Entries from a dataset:
======

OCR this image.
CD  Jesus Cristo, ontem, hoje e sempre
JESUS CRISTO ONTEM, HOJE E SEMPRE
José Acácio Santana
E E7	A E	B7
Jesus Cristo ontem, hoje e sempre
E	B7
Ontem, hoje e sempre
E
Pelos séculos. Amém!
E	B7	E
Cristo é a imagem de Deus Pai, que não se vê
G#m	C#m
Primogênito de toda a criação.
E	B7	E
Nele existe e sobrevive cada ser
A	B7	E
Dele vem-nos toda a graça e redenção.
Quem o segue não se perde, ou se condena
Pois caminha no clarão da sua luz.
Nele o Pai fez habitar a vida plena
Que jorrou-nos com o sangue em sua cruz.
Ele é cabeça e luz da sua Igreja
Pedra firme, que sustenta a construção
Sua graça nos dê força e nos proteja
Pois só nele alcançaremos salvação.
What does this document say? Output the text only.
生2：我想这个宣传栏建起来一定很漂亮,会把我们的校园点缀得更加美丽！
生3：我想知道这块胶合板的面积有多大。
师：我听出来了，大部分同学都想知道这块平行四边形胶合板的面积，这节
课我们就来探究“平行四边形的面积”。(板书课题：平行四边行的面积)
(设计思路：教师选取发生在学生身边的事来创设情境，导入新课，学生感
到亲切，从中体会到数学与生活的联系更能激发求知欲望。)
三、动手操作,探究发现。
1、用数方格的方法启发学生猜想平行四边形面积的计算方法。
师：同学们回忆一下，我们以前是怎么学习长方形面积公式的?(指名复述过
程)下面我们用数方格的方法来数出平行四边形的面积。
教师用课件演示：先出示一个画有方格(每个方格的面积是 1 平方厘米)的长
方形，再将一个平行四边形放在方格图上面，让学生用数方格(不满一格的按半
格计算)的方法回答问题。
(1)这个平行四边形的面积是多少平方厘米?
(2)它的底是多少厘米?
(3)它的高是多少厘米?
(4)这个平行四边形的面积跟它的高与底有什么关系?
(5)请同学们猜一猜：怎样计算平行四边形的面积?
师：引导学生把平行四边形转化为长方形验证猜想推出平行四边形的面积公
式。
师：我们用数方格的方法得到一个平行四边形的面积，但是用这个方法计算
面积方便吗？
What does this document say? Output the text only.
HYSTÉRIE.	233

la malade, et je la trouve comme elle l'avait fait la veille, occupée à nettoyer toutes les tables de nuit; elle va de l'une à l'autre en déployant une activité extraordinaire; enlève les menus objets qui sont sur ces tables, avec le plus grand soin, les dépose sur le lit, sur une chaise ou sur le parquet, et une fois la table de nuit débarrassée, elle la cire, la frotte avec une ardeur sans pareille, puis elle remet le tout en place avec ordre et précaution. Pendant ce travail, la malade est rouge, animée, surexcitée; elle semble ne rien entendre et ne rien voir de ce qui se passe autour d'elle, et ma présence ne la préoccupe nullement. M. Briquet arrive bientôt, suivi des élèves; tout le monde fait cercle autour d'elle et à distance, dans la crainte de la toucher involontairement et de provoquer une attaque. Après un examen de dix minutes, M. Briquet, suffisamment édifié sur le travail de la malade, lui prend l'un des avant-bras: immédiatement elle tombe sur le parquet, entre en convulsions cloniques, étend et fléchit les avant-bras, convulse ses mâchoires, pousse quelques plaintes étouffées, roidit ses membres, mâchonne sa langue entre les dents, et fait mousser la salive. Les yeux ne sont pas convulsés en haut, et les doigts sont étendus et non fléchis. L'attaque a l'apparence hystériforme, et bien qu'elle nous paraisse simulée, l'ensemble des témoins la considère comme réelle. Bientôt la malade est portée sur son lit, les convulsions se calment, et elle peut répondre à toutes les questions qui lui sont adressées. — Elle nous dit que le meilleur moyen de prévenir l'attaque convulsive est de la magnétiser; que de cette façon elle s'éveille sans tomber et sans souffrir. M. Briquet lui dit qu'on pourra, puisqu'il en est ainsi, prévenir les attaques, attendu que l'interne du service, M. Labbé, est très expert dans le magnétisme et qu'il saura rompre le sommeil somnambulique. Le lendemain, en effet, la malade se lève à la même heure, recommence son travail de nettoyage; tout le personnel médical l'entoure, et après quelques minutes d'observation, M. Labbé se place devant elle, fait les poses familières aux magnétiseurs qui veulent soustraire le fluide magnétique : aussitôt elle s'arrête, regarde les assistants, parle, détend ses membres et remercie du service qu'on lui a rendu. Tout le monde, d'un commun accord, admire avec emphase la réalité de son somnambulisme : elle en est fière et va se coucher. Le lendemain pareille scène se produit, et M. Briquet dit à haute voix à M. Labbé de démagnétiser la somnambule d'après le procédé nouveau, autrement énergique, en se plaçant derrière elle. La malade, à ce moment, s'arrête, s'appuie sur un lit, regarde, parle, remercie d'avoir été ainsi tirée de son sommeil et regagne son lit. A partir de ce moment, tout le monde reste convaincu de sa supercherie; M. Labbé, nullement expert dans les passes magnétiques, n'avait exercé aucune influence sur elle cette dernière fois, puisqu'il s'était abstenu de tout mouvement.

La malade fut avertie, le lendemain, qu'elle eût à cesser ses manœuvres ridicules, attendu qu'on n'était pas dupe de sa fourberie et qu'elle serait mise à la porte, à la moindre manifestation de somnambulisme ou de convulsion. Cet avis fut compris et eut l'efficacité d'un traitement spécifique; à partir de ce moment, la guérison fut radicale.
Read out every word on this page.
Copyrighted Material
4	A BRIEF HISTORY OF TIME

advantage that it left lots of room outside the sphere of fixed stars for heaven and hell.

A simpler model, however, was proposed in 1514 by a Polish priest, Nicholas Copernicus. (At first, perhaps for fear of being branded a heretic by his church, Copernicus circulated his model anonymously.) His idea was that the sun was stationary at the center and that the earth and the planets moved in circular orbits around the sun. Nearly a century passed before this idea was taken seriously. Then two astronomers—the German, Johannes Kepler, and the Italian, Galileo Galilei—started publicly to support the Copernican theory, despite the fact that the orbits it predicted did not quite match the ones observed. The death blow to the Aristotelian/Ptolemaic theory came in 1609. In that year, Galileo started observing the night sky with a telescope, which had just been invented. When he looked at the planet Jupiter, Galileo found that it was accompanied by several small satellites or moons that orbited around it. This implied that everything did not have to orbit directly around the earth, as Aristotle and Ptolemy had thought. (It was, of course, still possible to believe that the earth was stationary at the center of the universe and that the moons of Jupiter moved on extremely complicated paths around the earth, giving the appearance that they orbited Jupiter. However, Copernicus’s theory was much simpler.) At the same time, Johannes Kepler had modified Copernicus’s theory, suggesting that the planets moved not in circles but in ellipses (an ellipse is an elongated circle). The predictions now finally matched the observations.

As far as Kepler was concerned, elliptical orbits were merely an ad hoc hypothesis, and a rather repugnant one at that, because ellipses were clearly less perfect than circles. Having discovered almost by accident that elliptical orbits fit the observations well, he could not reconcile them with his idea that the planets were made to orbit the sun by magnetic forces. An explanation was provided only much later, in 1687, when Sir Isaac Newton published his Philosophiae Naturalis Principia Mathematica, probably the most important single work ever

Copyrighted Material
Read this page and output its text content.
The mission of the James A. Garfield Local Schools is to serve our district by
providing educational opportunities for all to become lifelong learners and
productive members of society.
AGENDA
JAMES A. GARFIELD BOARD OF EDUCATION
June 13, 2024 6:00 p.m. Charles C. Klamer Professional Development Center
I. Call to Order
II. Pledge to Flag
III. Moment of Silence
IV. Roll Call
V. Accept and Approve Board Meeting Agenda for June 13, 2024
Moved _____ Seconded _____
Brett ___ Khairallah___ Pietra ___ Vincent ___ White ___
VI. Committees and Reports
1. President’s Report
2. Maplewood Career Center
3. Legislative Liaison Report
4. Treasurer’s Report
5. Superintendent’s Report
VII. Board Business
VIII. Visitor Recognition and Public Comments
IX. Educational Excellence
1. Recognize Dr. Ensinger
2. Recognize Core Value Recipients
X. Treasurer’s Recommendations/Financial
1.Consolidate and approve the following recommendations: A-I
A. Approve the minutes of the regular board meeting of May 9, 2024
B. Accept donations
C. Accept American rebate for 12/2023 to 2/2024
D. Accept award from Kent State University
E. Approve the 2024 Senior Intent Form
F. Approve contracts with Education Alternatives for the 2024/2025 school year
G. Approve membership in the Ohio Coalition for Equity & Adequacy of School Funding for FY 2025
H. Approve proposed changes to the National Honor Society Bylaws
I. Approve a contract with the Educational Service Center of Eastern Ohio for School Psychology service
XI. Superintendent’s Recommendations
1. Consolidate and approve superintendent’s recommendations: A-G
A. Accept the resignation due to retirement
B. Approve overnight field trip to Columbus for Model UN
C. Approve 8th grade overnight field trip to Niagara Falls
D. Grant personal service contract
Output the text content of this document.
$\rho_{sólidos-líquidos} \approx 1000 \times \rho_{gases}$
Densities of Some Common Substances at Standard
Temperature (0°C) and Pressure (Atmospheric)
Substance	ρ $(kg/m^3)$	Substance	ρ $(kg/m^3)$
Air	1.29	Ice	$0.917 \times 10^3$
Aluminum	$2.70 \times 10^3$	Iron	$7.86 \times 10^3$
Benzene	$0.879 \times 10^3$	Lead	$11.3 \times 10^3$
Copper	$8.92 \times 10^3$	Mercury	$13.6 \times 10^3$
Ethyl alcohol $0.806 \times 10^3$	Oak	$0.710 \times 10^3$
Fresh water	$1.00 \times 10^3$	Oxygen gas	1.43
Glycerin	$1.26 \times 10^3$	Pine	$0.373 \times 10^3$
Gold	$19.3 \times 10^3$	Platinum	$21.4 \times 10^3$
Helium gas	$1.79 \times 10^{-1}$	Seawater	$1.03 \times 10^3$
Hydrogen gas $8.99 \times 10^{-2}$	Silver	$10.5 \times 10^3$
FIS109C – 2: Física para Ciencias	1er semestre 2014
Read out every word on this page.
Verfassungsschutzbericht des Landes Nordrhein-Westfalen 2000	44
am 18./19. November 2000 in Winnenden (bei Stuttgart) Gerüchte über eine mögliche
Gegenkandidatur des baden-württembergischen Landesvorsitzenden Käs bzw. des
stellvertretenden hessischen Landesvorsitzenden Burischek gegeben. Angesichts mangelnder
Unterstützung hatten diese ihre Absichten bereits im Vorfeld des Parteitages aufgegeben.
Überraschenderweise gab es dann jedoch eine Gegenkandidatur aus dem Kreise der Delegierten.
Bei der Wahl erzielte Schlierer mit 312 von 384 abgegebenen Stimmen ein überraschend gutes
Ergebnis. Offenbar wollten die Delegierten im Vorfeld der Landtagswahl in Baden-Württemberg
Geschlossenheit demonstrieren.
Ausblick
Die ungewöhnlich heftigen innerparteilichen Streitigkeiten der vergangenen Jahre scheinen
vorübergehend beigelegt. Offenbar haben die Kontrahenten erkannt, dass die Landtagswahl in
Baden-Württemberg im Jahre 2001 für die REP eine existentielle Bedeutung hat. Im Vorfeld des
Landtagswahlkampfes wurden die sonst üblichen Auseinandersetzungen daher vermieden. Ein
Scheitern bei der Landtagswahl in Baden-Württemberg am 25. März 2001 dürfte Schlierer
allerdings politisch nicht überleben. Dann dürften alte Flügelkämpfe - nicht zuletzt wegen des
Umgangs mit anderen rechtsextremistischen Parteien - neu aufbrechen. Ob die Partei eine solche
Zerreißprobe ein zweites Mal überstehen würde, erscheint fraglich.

======

Challenge:
Provide the number of lines in the entries that include "Treasurer", and no other text.

Response to the exercise:
2